[What to produce]
Without the pictures, give the entries below again exactly as written.

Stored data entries
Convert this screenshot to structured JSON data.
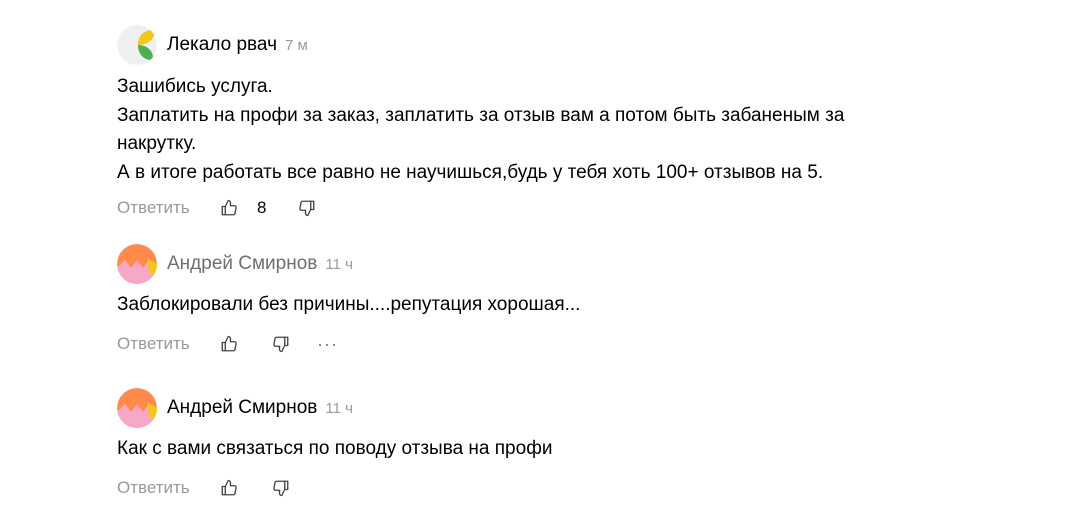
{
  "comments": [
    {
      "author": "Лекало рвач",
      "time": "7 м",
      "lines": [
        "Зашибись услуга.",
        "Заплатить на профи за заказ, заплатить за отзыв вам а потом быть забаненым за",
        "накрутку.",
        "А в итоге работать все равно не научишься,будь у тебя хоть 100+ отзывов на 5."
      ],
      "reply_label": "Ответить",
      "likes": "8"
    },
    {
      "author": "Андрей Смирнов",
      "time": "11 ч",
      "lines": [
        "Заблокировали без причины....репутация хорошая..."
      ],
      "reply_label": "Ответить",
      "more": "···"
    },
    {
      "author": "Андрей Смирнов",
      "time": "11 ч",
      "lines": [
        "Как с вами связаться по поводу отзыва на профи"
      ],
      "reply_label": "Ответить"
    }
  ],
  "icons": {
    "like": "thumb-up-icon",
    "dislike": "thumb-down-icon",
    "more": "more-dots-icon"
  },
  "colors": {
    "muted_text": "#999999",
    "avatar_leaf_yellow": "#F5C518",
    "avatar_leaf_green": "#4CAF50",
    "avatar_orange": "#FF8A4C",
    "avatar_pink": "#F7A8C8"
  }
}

[Full response]
Convert this screenshot to structured JSON data.
{
  "comments": [
    {
      "author": "Лекало рвач",
      "time": "7 м",
      "lines": [
        "Зашибись услуга.",
        "Заплатить на профи за заказ, заплатить за отзыв вам а потом быть забаненым за",
        "накрутку.",
        "А в итоге работать все равно не научишься,будь у тебя хоть 100+ отзывов на 5."
      ],
      "reply_label": "Ответить",
      "likes": "8"
    },
    {
      "author": "Андрей Смирнов",
      "time": "11 ч",
      "lines": [
        "Заблокировали без причины....репутация хорошая..."
      ],
      "reply_label": "Ответить",
      "more": "···"
    },
    {
      "author": "Андрей Смирнов",
      "time": "11 ч",
      "lines": [
        "Как с вами связаться по поводу отзыва на профи"
      ],
      "reply_label": "Ответить"
    }
  ],
  "icons": {
    "like": "thumb-up-icon",
    "dislike": "thumb-down-icon",
    "more": "more-dots-icon"
  },
  "colors": {
    "muted_text": "#999999",
    "avatar_leaf_yellow": "#F5C518",
    "avatar_leaf_green": "#4CAF50",
    "avatar_orange": "#FF8A4C",
    "avatar_pink": "#F7A8C8"
  }
}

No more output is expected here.